EXTRACTED TEXT START

Cognitive Bias

Sunday, December 15, 2019
First Aired: 
Sunday, July 16, 2017

What Is It

Aristotle thought that rationality was the faculty that distinguished humans from other animals. However, psychological research shows that our judgments are plagued by systematic, irrational, unconscious errors known as ‘cognitive biases.’ In light of this research, can we really be confident in the superiority of human rationality? How much should we trust our own judgments when we are aware of our susceptibility to bias and error? And does our awareness of these biases obligate us to counter them? Debra and Ken shed their biases with Brian Nosek from the University of Virginia, co-Founder and Executive Director of the Center for Open Science.

Part of a six-part series on Intellectual Humility.

Listening Notes

Ken asks if knowing that one has a cognitive bias is enough to dispel such bias. He reminds us that there are 150 named cognitive biases that humans tend to have and that they can be dangerous: distorting race relations, hiring practices, one's own self-image, politics, and even science. Debra adds that, because cognitive biases are often hard to find, they are also difficult to correct.

EXTRACTED TEXT END

REQUIRED ACTIONS —
**1)** Please reproduce a passage of the cognitive bias page word for word, starting at "Ken asks if" and ending at "difficult to correct.".
**2)** Carry on the cognitive bias page, writing what follows its final sentence.

GIVEN INFORMATION START

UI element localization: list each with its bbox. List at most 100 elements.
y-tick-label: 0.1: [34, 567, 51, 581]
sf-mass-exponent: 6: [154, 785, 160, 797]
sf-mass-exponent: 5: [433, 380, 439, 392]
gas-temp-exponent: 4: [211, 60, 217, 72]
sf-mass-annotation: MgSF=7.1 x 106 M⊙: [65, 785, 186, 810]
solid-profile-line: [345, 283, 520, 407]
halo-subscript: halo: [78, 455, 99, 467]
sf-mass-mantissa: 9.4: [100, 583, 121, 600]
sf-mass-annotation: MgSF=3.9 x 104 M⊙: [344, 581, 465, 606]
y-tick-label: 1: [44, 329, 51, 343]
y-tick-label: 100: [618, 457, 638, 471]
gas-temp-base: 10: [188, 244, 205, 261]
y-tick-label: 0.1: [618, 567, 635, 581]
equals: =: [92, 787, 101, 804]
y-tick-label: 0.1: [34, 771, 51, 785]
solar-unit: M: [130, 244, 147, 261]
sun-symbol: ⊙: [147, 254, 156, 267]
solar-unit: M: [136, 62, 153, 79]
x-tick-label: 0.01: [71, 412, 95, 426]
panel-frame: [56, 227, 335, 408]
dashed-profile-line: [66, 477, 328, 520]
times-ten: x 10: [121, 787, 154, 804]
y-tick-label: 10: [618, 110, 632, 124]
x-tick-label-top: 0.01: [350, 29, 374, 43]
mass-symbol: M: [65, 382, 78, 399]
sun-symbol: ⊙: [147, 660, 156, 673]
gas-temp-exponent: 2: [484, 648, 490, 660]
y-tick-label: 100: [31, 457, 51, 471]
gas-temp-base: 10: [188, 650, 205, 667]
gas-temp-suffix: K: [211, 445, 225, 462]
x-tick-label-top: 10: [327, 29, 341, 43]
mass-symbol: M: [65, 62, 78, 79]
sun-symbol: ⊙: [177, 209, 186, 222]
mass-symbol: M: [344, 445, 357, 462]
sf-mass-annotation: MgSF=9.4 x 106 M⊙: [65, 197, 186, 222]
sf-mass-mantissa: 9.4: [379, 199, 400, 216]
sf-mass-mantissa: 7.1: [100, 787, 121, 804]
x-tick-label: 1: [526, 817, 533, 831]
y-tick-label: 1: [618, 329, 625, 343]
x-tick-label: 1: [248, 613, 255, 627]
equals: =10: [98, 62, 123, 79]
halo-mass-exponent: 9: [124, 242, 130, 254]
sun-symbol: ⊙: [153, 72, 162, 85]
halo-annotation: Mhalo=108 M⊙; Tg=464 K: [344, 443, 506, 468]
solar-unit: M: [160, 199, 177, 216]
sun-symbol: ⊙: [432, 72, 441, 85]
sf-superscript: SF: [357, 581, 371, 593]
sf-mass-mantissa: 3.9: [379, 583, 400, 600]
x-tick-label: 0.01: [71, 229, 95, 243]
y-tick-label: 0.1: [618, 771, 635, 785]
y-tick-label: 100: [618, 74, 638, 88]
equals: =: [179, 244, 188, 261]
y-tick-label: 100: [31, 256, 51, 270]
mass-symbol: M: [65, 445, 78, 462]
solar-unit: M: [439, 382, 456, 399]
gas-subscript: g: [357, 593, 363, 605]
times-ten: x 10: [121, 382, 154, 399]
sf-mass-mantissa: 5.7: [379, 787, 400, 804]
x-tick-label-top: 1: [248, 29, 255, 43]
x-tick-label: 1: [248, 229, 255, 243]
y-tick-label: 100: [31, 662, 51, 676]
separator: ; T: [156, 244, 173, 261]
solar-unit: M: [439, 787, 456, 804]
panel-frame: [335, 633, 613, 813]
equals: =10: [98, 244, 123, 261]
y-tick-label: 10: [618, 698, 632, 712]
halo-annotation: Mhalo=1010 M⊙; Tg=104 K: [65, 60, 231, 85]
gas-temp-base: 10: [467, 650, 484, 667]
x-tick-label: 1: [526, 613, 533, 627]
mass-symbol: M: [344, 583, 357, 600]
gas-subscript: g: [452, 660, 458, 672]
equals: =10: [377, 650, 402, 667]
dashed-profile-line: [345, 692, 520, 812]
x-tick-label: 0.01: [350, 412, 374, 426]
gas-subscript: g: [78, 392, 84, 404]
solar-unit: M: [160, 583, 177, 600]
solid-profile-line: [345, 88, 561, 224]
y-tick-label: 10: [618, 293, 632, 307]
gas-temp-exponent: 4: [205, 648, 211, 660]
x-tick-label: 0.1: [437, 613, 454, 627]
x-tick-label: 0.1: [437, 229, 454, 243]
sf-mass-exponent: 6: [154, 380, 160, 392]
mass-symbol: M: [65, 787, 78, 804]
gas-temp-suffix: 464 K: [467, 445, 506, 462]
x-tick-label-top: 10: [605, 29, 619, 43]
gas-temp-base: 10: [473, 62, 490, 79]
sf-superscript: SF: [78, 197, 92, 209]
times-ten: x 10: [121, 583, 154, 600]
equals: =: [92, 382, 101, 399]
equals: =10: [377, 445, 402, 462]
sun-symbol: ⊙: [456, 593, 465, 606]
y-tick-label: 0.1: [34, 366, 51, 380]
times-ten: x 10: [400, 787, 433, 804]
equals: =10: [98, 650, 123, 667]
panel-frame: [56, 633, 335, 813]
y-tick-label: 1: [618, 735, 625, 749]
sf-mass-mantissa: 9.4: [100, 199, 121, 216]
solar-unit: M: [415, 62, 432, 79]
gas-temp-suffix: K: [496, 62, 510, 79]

GIVEN INFORMATION END

ANSWERS TO THE TASKS —
**1)**
Ken asks if knowing that one has a cognitive bias is enough to dispel such bias. He reminds us that there are 150 named cognitive biases that humans tend to have and that they can be dangerous: distorting race relations, hiring practices, one's own self-image, politics, and even science. Debra adds that, because cognitive biases are often hard to find, they are also difficult to correct.

**2)**
Ken and Debra welcome Brian Nosek, co-founder and Executive Director of the Center for Open Science, to the show. Nosek offers that cognitive biases often arise in scientific research. For example, some scientists may hope to achieve results that are better suited for publication than achieve results that are mundane or ordinary. He goes on to argue that cognitive biases are part of our design: they are not defects of human evolution but have evolutionary value. According to him, cognitive biases are rooted in ordinary operations of the mind and are meant to make the world easier for us to function in. While, for instance, confirmation bias may lead to polarization in the political sphere, it also enables us to pick out the same healthy food over and over again.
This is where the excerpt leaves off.